▶ _Problem details_: Return the listing below in full, with every line exactly as it is.
========
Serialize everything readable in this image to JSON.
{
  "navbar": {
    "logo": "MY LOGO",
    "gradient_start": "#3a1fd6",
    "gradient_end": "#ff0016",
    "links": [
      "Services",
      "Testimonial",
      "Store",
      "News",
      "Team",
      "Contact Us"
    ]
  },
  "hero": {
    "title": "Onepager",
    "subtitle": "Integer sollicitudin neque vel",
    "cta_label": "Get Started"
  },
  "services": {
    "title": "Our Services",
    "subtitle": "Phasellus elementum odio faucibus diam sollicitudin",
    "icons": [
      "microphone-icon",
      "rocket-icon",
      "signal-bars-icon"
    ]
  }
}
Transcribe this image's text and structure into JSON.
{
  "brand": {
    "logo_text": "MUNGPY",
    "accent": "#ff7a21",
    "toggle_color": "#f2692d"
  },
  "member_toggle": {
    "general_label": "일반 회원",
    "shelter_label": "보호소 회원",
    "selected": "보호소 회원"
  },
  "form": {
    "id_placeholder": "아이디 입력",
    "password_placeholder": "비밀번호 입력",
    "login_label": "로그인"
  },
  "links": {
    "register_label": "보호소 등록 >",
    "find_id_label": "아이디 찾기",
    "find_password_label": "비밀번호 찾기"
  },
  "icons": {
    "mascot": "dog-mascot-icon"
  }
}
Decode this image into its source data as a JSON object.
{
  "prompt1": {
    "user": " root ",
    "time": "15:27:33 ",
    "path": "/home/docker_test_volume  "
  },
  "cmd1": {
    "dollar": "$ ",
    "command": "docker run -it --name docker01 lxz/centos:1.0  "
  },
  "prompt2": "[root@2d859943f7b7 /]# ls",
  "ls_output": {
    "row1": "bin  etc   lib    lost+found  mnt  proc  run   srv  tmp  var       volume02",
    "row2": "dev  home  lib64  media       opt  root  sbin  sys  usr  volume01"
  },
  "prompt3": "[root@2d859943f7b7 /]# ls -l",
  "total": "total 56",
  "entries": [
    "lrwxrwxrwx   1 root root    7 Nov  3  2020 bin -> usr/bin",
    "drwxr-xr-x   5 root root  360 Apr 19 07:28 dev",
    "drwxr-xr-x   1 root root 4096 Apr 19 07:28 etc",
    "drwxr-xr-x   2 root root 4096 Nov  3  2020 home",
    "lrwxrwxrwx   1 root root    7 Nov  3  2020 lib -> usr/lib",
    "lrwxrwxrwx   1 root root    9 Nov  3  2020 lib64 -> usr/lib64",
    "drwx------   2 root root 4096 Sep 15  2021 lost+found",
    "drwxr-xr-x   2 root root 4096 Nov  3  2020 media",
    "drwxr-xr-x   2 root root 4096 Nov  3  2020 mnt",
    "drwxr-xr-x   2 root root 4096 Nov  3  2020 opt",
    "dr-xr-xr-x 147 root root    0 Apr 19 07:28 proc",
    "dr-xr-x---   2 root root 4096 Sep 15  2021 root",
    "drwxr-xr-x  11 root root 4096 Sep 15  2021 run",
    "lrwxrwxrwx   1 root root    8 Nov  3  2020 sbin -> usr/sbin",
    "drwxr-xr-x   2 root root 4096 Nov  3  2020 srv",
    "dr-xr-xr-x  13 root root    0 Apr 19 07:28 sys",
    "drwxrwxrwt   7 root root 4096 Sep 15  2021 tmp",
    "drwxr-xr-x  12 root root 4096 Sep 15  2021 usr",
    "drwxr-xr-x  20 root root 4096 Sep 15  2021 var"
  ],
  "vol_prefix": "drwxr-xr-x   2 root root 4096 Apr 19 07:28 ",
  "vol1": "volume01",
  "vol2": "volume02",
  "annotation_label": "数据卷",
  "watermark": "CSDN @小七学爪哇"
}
========
▶ _Complete response_:
Serialize everything readable in this image to JSON.
{
  "navbar": {
    "logo": "MY LOGO",
    "gradient_start": "#3a1fd6",
    "gradient_end": "#ff0016",
    "links": [
      "Services",
      "Testimonial",
      "Store",
      "News",
      "Team",
      "Contact Us"
    ]
  },
  "hero": {
    "title": "Onepager",
    "subtitle": "Integer sollicitudin neque vel",
    "cta_label": "Get Started"
  },
  "services": {
    "title": "Our Services",
    "subtitle": "Phasellus elementum odio faucibus diam sollicitudin",
    "icons": [
      "microphone-icon",
      "rocket-icon",
      "signal-bars-icon"
    ]
  }
}
Transcribe this image's text and structure into JSON.
{
  "brand": {
    "logo_text": "MUNGPY",
    "accent": "#ff7a21",
    "toggle_color": "#f2692d"
  },
  "member_toggle": {
    "general_label": "일반 회원",
    "shelter_label": "보호소 회원",
    "selected": "보호소 회원"
  },
  "form": {
    "id_placeholder": "아이디 입력",
    "password_placeholder": "비밀번호 입력",
    "login_label": "로그인"
  },
  "links": {
    "register_label": "보호소 등록 >",
    "find_id_label": "아이디 찾기",
    "find_password_label": "비밀번호 찾기"
  },
  "icons": {
    "mascot": "dog-mascot-icon"
  }
}
Decode this image into its source data as a JSON object.
{
  "prompt1": {
    "user": " root ",
    "time": "15:27:33 ",
    "path": "/home/docker_test_volume  "
  },
  "cmd1": {
    "dollar": "$ ",
    "command": "docker run -it --name docker01 lxz/centos:1.0  "
  },
  "prompt2": "[root@2d859943f7b7 /]# ls",
  "ls_output": {
    "row1": "bin  etc   lib    lost+found  mnt  proc  run   srv  tmp  var       volume02",
    "row2": "dev  home  lib64  media       opt  root  sbin  sys  usr  volume01"
  },
  "prompt3": "[root@2d859943f7b7 /]# ls -l",
  "total": "total 56",
  "entries": [
    "lrwxrwxrwx   1 root root    7 Nov  3  2020 bin -> usr/bin",
    "drwxr-xr-x   5 root root  360 Apr 19 07:28 dev",
    "drwxr-xr-x   1 root root 4096 Apr 19 07:28 etc",
    "drwxr-xr-x   2 root root 4096 Nov  3  2020 home",
    "lrwxrwxrwx   1 root root    7 Nov  3  2020 lib -> usr/lib",
    "lrwxrwxrwx   1 root root    9 Nov  3  2020 lib64 -> usr/lib64",
    "drwx------   2 root root 4096 Sep 15  2021 lost+found",
    "drwxr-xr-x   2 root root 4096 Nov  3  2020 media",
    "drwxr-xr-x   2 root root 4096 Nov  3  2020 mnt",
    "drwxr-xr-x   2 root root 4096 Nov  3  2020 opt",
    "dr-xr-xr-x 147 root root    0 Apr 19 07:28 proc",
    "dr-xr-x---   2 root root 4096 Sep 15  2021 root",
    "drwxr-xr-x  11 root root 4096 Sep 15  2021 run",
    "lrwxrwxrwx   1 root root    8 Nov  3  2020 sbin -> usr/sbin",
    "drwxr-xr-x   2 root root 4096 Nov  3  2020 srv",
    "dr-xr-xr-x  13 root root    0 Apr 19 07:28 sys",
    "drwxrwxrwt   7 root root 4096 Sep 15  2021 tmp",
    "drwxr-xr-x  12 root root 4096 Sep 15  2021 usr",
    "drwxr-xr-x  20 root root 4096 Sep 15  2021 var"
  ],
  "vol_prefix": "drwxr-xr-x   2 root root 4096 Apr 19 07:28 ",
  "vol1": "volume01",
  "vol2": "volume02",
  "annotation_label": "数据卷",
  "watermark": "CSDN @小七学爪哇"
}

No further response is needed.